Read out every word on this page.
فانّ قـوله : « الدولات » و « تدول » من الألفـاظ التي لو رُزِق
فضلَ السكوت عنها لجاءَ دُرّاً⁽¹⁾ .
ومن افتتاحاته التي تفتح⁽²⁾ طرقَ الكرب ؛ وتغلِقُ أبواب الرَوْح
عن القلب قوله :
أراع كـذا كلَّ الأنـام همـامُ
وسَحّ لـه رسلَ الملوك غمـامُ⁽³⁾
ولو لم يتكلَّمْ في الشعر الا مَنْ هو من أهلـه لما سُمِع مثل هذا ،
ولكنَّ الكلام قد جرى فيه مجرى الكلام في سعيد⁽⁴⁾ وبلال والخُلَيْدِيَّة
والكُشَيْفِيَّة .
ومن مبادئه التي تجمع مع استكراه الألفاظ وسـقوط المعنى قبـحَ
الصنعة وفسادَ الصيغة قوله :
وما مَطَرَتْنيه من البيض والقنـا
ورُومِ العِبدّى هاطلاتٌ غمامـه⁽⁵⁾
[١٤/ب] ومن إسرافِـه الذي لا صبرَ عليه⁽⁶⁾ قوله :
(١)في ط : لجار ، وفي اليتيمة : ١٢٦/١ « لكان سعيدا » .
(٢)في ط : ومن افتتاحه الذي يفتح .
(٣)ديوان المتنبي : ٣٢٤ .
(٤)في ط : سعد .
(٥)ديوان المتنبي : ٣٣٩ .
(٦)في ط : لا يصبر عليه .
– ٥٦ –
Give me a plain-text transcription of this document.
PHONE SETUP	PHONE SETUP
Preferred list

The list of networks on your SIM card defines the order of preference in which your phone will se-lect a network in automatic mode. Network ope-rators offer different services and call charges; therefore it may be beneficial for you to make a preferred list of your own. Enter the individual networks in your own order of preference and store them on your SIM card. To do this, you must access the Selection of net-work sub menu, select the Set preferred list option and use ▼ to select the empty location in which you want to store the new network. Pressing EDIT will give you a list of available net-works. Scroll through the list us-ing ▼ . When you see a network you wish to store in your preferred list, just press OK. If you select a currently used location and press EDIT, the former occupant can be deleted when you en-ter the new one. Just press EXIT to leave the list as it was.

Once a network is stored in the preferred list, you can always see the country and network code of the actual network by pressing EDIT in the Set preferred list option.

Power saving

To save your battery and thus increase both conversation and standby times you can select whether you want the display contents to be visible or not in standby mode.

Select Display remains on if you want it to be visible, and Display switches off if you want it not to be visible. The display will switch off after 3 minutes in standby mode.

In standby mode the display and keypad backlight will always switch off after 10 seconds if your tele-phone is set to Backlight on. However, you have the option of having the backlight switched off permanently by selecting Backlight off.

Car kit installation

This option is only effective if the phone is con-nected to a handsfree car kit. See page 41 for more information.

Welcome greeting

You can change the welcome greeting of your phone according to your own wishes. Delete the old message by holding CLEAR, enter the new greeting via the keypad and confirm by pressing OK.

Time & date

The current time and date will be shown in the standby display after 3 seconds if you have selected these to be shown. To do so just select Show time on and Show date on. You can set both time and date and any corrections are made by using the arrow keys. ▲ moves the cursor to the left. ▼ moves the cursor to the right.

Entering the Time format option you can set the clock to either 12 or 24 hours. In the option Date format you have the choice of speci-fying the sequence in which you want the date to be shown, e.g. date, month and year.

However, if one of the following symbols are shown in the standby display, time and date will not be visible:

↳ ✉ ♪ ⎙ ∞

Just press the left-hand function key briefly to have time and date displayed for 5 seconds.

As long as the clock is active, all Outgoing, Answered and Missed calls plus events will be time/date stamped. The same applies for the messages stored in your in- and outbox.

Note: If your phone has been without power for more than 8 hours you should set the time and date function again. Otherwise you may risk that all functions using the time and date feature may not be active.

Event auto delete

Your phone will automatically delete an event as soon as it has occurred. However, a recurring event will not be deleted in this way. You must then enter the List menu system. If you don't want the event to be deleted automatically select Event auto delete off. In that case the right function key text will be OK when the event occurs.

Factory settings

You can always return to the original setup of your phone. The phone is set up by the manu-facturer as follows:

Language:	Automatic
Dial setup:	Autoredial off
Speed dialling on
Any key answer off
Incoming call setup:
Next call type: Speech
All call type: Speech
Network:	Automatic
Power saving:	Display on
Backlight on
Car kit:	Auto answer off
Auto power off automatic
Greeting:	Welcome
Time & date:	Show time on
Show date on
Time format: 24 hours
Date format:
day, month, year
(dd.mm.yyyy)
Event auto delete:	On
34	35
- - -
What is expected = Extract every entry above as it appears.

Result for this exercise =
Read out every word on this page.
فانّ قـوله : « الدولات » و « تدول » من الألفـاظ التي لو رُزِق
فضلَ السكوت عنها لجاءَ دُرّاً⁽¹⁾ .
ومن افتتاحاته التي تفتح⁽²⁾ طرقَ الكرب ؛ وتغلِقُ أبواب الرَوْح
عن القلب قوله :
أراع كـذا كلَّ الأنـام همـامُ
وسَحّ لـه رسلَ الملوك غمـامُ⁽³⁾
ولو لم يتكلَّمْ في الشعر الا مَنْ هو من أهلـه لما سُمِع مثل هذا ،
ولكنَّ الكلام قد جرى فيه مجرى الكلام في سعيد⁽⁴⁾ وبلال والخُلَيْدِيَّة
والكُشَيْفِيَّة .
ومن مبادئه التي تجمع مع استكراه الألفاظ وسـقوط المعنى قبـحَ
الصنعة وفسادَ الصيغة قوله :
وما مَطَرَتْنيه من البيض والقنـا
ورُومِ العِبدّى هاطلاتٌ غمامـه⁽⁵⁾
[١٤/ب] ومن إسرافِـه الذي لا صبرَ عليه⁽⁶⁾ قوله :
(١)في ط : لجار ، وفي اليتيمة : ١٢٦/١ « لكان سعيدا » .
(٢)في ط : ومن افتتاحه الذي يفتح .
(٣)ديوان المتنبي : ٣٢٤ .
(٤)في ط : سعد .
(٥)ديوان المتنبي : ٣٣٩ .
(٦)في ط : لا يصبر عليه .
– ٥٦ –
Give me a plain-text transcription of this document.
PHONE SETUP	PHONE SETUP
Preferred list

The list of networks on your SIM card defines the order of preference in which your phone will se-lect a network in automatic mode. Network ope-rators offer different services and call charges; therefore it may be beneficial for you to make a preferred list of your own. Enter the individual networks in your own order of preference and store them on your SIM card. To do this, you must access the Selection of net-work sub menu, select the Set preferred list option and use ▼ to select the empty location in which you want to store the new network. Pressing EDIT will give you a list of available net-works. Scroll through the list us-ing ▼ . When you see a network you wish to store in your preferred list, just press OK. If you select a currently used location and press EDIT, the former occupant can be deleted when you en-ter the new one. Just press EXIT to leave the list as it was.

Once a network is stored in the preferred list, you can always see the country and network code of the actual network by pressing EDIT in the Set preferred list option.

Power saving

To save your battery and thus increase both conversation and standby times you can select whether you want the display contents to be visible or not in standby mode.

Select Display remains on if you want it to be visible, and Display switches off if you want it not to be visible. The display will switch off after 3 minutes in standby mode.

In standby mode the display and keypad backlight will always switch off after 10 seconds if your tele-phone is set to Backlight on. However, you have the option of having the backlight switched off permanently by selecting Backlight off.

Car kit installation

This option is only effective if the phone is con-nected to a handsfree car kit. See page 41 for more information.

Welcome greeting

You can change the welcome greeting of your phone according to your own wishes. Delete the old message by holding CLEAR, enter the new greeting via the keypad and confirm by pressing OK.

Time & date

The current time and date will be shown in the standby display after 3 seconds if you have selected these to be shown. To do so just select Show time on and Show date on. You can set both time and date and any corrections are made by using the arrow keys. ▲ moves the cursor to the left. ▼ moves the cursor to the right.

Entering the Time format option you can set the clock to either 12 or 24 hours. In the option Date format you have the choice of speci-fying the sequence in which you want the date to be shown, e.g. date, month and year.

However, if one of the following symbols are shown in the standby display, time and date will not be visible:

↳ ✉ ♪ ⎙ ∞

Just press the left-hand function key briefly to have time and date displayed for 5 seconds.

As long as the clock is active, all Outgoing, Answered and Missed calls plus events will be time/date stamped. The same applies for the messages stored in your in- and outbox.

Note: If your phone has been without power for more than 8 hours you should set the time and date function again. Otherwise you may risk that all functions using the time and date feature may not be active.

Event auto delete

Your phone will automatically delete an event as soon as it has occurred. However, a recurring event will not be deleted in this way. You must then enter the List menu system. If you don't want the event to be deleted automatically select Event auto delete off. In that case the right function key text will be OK when the event occurs.

Factory settings

You can always return to the original setup of your phone. The phone is set up by the manu-facturer as follows:

Language:	Automatic
Dial setup:	Autoredial off
Speed dialling on
Any key answer off
Incoming call setup:
Next call type: Speech
All call type: Speech
Network:	Automatic
Power saving:	Display on
Backlight on
Car kit:	Auto answer off
Auto power off automatic
Greeting:	Welcome
Time & date:	Show time on
Show date on
Time format: 24 hours
Date format:
day, month, year
(dd.mm.yyyy)
Event auto delete:	On
34	35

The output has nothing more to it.